Written problem → Review the listing and copy each line that holds the word "персоналу".

------ Available records

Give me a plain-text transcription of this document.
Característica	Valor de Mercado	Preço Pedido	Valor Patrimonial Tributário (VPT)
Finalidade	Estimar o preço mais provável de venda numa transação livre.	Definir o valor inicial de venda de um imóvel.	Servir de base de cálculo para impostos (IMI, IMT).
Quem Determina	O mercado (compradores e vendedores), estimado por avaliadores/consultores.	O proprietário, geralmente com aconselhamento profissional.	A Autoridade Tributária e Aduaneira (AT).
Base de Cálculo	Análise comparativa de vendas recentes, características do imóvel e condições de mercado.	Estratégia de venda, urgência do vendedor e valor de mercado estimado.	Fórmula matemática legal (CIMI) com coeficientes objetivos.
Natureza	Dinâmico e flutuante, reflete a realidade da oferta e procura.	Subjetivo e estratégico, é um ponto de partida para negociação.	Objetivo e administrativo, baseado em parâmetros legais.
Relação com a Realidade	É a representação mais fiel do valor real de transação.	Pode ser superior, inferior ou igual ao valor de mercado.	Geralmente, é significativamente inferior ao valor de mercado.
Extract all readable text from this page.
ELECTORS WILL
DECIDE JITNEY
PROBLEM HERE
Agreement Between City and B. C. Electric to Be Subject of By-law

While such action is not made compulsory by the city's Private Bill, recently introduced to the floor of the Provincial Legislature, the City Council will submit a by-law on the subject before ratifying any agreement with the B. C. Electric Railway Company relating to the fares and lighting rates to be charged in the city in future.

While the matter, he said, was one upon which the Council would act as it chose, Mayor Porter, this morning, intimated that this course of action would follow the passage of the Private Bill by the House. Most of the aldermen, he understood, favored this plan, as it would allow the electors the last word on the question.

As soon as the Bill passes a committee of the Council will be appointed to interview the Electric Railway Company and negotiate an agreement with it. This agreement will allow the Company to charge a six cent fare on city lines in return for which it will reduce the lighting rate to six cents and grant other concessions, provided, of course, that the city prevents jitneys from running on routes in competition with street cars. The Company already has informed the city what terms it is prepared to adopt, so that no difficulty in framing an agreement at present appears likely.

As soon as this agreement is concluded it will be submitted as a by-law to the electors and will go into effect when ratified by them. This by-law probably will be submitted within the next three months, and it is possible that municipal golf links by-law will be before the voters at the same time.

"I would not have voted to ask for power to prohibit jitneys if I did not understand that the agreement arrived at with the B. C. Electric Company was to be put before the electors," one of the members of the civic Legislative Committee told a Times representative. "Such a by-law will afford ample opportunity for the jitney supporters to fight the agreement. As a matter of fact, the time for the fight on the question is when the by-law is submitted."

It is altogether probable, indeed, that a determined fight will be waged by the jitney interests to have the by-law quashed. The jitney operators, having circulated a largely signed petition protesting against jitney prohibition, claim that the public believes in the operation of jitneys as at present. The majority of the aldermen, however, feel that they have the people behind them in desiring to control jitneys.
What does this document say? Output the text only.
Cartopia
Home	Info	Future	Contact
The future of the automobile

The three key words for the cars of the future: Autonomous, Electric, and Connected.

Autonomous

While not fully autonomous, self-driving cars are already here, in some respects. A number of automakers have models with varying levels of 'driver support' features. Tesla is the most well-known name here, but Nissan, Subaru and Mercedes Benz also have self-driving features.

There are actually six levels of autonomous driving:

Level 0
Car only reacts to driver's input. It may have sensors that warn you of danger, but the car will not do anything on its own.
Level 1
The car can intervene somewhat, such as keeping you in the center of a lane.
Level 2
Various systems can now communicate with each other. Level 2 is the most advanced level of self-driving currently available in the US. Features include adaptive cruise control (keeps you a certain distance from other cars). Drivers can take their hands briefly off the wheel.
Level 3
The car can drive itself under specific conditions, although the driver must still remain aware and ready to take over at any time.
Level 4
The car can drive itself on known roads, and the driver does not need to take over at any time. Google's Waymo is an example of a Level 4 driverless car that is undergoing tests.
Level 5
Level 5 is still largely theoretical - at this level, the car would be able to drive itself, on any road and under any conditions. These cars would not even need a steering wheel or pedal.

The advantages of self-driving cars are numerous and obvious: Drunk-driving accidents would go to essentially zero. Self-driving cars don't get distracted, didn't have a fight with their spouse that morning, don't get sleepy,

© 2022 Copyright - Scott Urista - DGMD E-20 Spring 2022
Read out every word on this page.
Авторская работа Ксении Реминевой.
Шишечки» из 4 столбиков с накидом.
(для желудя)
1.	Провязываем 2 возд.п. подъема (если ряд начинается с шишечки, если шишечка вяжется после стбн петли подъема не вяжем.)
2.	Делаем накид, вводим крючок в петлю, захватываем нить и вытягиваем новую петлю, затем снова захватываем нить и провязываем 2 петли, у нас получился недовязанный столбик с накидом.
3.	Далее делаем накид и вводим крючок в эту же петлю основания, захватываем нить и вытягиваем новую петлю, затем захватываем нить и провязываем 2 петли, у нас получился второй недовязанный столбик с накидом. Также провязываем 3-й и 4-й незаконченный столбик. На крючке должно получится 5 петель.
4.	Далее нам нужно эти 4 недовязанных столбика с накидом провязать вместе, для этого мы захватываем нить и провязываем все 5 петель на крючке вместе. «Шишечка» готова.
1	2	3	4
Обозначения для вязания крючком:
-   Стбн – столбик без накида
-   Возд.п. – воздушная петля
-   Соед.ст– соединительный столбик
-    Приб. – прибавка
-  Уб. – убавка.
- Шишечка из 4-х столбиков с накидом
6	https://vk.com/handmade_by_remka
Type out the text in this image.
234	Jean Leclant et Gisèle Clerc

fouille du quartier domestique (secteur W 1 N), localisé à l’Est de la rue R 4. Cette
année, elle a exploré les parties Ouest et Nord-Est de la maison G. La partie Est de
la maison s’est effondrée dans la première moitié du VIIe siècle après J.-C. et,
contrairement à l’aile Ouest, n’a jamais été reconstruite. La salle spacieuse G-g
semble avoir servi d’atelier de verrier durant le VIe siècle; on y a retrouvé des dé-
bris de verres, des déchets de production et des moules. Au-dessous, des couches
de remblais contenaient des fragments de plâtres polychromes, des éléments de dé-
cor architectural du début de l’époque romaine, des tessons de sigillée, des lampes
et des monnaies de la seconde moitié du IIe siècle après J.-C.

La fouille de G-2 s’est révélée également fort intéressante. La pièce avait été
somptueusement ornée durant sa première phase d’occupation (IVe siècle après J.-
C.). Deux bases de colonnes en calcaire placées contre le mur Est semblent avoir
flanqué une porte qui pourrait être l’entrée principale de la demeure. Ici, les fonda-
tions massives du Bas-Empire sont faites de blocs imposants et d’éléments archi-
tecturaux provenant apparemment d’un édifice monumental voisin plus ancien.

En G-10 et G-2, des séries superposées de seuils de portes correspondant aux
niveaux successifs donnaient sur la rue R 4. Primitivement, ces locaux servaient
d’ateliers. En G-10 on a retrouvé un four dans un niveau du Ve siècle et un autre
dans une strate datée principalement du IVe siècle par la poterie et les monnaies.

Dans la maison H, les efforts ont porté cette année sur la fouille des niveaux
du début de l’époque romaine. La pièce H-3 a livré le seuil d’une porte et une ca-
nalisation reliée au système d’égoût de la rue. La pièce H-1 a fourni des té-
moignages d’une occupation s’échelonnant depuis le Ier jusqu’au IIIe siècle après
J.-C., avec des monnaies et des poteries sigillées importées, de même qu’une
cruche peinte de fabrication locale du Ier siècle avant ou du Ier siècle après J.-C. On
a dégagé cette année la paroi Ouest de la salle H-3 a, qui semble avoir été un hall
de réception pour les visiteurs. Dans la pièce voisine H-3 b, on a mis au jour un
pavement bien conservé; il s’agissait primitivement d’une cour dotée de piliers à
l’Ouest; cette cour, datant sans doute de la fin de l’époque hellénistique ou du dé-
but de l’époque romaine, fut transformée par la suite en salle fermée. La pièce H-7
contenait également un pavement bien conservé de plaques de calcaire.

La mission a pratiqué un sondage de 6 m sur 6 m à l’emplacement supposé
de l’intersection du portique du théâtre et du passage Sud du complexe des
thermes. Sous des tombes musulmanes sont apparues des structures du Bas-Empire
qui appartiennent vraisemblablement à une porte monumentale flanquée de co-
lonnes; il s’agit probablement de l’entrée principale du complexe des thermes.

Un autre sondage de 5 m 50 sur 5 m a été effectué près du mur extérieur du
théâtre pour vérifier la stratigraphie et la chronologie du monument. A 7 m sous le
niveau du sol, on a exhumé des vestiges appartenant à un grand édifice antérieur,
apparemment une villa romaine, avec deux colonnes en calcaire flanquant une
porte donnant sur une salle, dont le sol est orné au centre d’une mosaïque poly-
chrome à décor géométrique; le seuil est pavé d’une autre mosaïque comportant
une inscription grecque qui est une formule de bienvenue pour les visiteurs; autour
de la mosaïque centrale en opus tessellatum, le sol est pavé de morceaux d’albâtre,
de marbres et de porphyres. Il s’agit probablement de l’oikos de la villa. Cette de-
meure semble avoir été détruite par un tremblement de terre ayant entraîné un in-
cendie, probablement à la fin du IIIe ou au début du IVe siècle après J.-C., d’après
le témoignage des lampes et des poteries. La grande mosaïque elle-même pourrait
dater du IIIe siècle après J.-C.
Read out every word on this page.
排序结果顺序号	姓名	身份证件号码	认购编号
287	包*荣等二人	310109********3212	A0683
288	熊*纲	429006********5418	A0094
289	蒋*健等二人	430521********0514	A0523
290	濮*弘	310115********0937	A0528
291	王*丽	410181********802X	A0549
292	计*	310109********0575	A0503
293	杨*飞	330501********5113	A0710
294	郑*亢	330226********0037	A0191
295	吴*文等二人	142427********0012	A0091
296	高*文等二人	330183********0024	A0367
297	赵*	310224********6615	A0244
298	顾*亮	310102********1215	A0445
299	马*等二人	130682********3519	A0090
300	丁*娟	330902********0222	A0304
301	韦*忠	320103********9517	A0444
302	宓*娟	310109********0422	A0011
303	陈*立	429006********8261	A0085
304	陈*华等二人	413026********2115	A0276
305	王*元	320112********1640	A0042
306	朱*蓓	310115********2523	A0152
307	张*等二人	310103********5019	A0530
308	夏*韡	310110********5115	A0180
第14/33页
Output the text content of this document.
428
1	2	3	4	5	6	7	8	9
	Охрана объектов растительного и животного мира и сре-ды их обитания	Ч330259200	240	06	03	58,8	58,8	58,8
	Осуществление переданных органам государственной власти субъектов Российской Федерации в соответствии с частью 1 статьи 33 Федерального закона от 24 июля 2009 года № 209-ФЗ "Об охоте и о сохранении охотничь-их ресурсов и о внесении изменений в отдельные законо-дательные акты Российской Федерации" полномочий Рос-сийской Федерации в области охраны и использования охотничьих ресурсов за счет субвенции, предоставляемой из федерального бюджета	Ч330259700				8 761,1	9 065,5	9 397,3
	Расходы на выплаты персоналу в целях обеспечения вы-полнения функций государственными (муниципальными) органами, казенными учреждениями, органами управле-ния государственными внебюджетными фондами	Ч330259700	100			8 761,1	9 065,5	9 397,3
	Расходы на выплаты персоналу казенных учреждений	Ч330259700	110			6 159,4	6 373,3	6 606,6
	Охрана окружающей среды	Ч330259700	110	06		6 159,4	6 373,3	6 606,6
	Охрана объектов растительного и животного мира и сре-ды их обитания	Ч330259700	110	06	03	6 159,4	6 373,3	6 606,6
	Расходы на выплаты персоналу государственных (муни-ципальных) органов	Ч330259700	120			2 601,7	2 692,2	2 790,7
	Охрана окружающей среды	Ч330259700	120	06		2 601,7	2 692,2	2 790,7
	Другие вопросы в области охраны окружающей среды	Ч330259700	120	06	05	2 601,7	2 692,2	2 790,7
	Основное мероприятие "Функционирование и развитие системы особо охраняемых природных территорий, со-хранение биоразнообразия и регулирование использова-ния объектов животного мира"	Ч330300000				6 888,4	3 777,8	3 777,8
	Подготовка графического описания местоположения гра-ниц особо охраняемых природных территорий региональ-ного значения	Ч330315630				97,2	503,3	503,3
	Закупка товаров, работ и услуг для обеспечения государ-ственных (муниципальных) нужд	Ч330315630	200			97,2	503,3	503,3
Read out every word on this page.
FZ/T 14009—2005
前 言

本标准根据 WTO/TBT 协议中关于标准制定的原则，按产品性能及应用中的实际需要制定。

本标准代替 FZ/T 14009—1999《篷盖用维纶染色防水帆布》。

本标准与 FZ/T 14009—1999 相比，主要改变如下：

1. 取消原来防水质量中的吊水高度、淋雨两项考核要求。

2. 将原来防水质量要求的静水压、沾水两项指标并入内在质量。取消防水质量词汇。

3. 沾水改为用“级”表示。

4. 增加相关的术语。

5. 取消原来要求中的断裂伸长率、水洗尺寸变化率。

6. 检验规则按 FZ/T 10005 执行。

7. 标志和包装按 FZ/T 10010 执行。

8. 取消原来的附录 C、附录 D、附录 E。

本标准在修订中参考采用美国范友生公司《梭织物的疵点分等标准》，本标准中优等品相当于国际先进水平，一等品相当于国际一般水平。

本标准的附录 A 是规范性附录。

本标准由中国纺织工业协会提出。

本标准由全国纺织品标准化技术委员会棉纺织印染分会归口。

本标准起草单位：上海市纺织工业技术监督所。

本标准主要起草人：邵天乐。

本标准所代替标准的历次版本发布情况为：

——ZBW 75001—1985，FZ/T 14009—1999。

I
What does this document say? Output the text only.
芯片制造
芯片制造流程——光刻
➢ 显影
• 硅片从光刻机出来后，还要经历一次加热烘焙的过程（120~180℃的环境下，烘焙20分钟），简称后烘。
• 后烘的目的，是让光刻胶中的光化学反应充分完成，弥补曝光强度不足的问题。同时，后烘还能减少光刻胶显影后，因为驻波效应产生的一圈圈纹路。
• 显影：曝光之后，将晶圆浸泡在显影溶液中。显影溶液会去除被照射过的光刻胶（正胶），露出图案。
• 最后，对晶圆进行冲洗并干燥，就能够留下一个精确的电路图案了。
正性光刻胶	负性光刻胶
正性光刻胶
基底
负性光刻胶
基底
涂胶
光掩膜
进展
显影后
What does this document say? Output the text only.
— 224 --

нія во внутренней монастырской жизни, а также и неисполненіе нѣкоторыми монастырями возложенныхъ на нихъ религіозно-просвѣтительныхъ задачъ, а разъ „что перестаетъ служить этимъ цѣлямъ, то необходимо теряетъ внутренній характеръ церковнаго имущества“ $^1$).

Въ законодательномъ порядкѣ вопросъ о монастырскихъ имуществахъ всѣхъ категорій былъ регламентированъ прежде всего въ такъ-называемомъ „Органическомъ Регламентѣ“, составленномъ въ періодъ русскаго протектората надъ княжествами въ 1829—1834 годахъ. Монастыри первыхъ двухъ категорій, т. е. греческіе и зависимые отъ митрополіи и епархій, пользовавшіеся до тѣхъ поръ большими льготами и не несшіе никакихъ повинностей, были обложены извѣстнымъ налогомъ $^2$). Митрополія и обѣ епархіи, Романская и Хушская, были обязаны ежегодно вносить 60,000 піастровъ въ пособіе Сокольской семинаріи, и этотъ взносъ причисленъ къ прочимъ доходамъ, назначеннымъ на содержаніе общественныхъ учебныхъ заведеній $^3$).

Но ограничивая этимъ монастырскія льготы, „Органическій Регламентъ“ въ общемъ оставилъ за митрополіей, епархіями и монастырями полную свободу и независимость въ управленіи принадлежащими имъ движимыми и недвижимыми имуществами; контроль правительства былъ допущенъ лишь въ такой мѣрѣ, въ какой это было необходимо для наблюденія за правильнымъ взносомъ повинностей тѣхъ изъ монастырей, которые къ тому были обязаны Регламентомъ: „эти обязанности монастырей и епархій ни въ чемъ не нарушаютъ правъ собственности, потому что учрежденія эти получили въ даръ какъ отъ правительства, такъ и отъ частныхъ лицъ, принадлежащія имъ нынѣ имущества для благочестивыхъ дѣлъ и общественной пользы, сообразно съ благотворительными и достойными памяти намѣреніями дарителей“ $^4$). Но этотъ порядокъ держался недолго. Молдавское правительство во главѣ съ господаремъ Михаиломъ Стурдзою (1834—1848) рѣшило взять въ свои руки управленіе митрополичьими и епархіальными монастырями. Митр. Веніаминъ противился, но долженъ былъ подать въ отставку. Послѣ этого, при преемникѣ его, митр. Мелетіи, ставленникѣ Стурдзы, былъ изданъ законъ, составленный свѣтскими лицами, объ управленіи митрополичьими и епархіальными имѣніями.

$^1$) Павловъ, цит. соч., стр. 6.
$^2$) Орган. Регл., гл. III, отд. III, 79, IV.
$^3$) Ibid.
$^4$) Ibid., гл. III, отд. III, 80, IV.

------------

Response to the task →
	Расходы на выплаты персоналу в целях обеспечения вы-полнения функций государственными (муниципальными) органами, казенными учреждениями, органами управле-ния государственными внебюджетными фондами	Ч330259700	100			8 761,1	9 065,5	9 397,3
	Расходы на выплаты персоналу казенных учреждений	Ч330259700	110			6 159,4	6 373,3	6 606,6
	Расходы на выплаты персоналу государственных (муни-ципальных) органов	Ч330259700	120			2 601,7	2 692,2	2 790,7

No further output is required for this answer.